## Exercise goal
Go through the listing and return every line with "Sauce" in it.

## Information given

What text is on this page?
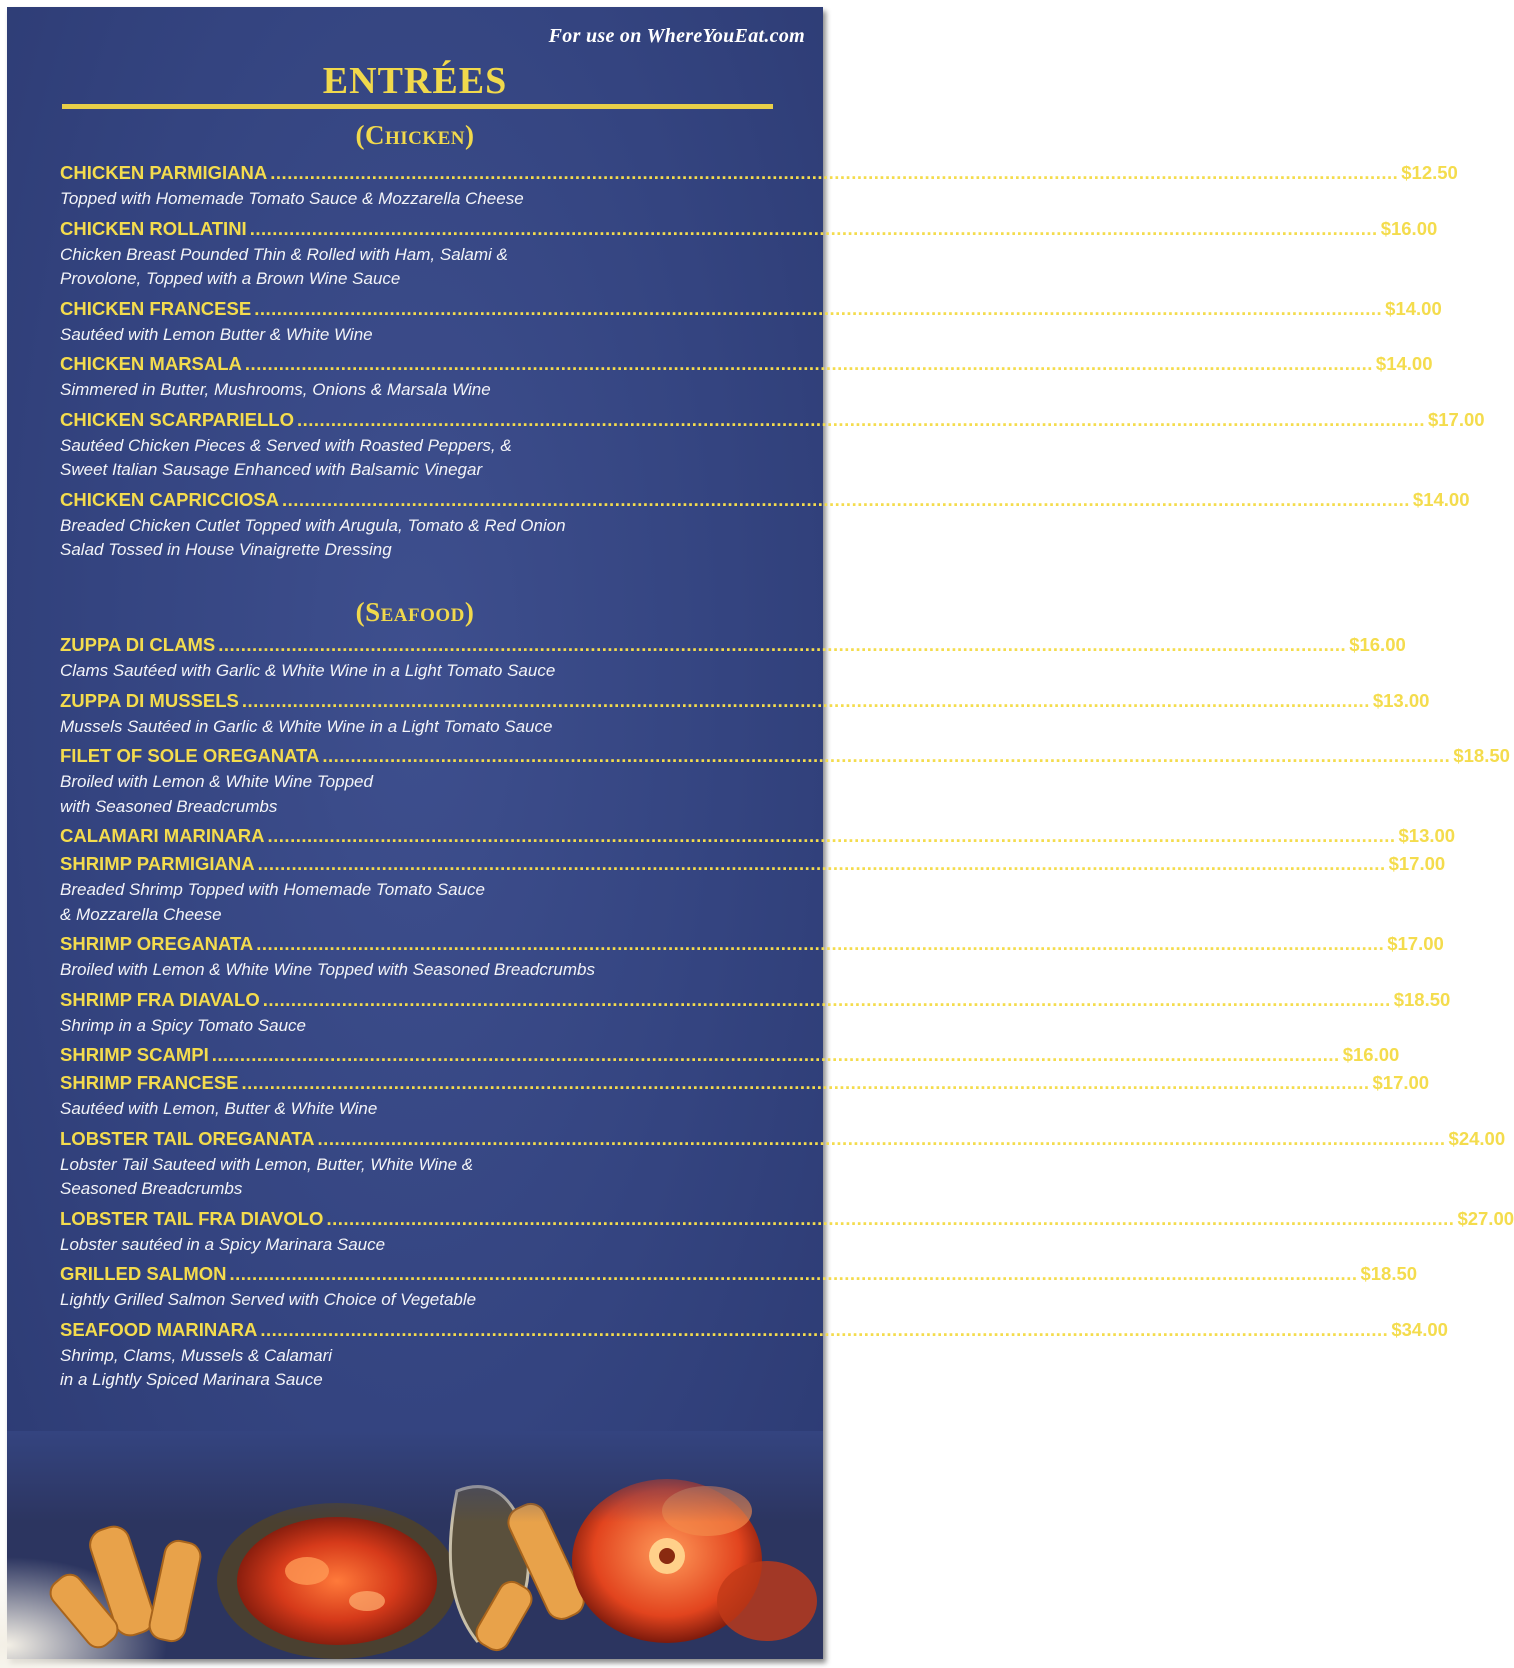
For use on WhereYouEat.com
ENTRÉES
(Chicken)
CHICKEN PARMIGIANA ........................................................................................................................................................................................................ $12.50
Topped with Homemade Tomato Sauce & Mozzarella Cheese
CHICKEN ROLLATINI ........................................................................................................................................................................................................ $16.00
Chicken Breast Pounded Thin & Rolled with Ham, Salami &
Provolone, Topped with a Brown Wine Sauce
CHICKEN FRANCESE ........................................................................................................................................................................................................ $14.00
Sautéed with Lemon Butter & White Wine
CHICKEN MARSALA ........................................................................................................................................................................................................ $14.00
Simmered in Butter, Mushrooms, Onions & Marsala Wine
CHICKEN SCARPARIELLO ........................................................................................................................................................................................................ $17.00
Sautéed Chicken Pieces & Served with Roasted Peppers, &
Sweet Italian Sausage Enhanced with Balsamic Vinegar
CHICKEN CAPRICCIOSA ........................................................................................................................................................................................................ $14.00
Breaded Chicken Cutlet Topped with Arugula, Tomato & Red Onion
Salad Tossed in House Vinaigrette Dressing
(Seafood)
ZUPPA DI CLAMS ........................................................................................................................................................................................................ $16.00
Clams Sautéed with Garlic & White Wine in a Light Tomato Sauce
ZUPPA DI MUSSELS ........................................................................................................................................................................................................ $13.00
Mussels Sautéed in Garlic & White Wine in a Light Tomato Sauce
FILET OF SOLE OREGANATA ........................................................................................................................................................................................................ $18.50
Broiled with Lemon & White Wine Topped
with Seasoned Breadcrumbs
CALAMARI MARINARA ........................................................................................................................................................................................................ $13.00
SHRIMP PARMIGIANA ........................................................................................................................................................................................................ $17.00
Breaded Shrimp Topped with Homemade Tomato Sauce
& Mozzarella Cheese
SHRIMP OREGANATA ........................................................................................................................................................................................................ $17.00
Broiled with Lemon & White Wine Topped with Seasoned Breadcrumbs
SHRIMP FRA DIAVALO ........................................................................................................................................................................................................ $18.50
Shrimp in a Spicy Tomato Sauce
SHRIMP SCAMPI ........................................................................................................................................................................................................ $16.00
SHRIMP FRANCESE ........................................................................................................................................................................................................ $17.00
Sautéed with Lemon, Butter & White Wine
LOBSTER TAIL OREGANATA ........................................................................................................................................................................................................ $24.00
Lobster Tail Sauteed with Lemon, Butter, White Wine &
Seasoned Breadcrumbs
LOBSTER TAIL FRA DIAVOLO ........................................................................................................................................................................................................ $27.00
Lobster sautéed in a Spicy Marinara Sauce
GRILLED SALMON ........................................................................................................................................................................................................ $18.50
Lightly Grilled Salmon Served with Choice of Vegetable
SEAFOOD MARINARA ........................................................................................................................................................................................................ $34.00
Shrimp, Clams, Mussels & Calamari
in a Lightly Spiced Marinara Sauce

## Exercise answer
Topped with Homemade Tomato Sauce & Mozzarella Cheese
Provolone, Topped with a Brown Wine Sauce
Clams Sautéed with Garlic & White Wine in a Light Tomato Sauce
Mussels Sautéed in Garlic & White Wine in a Light Tomato Sauce
Breaded Shrimp Topped with Homemade Tomato Sauce
Shrimp in a Spicy Tomato Sauce
Lobster sautéed in a Spicy Marinara Sauce
in a Lightly Spiced Marinara Sauce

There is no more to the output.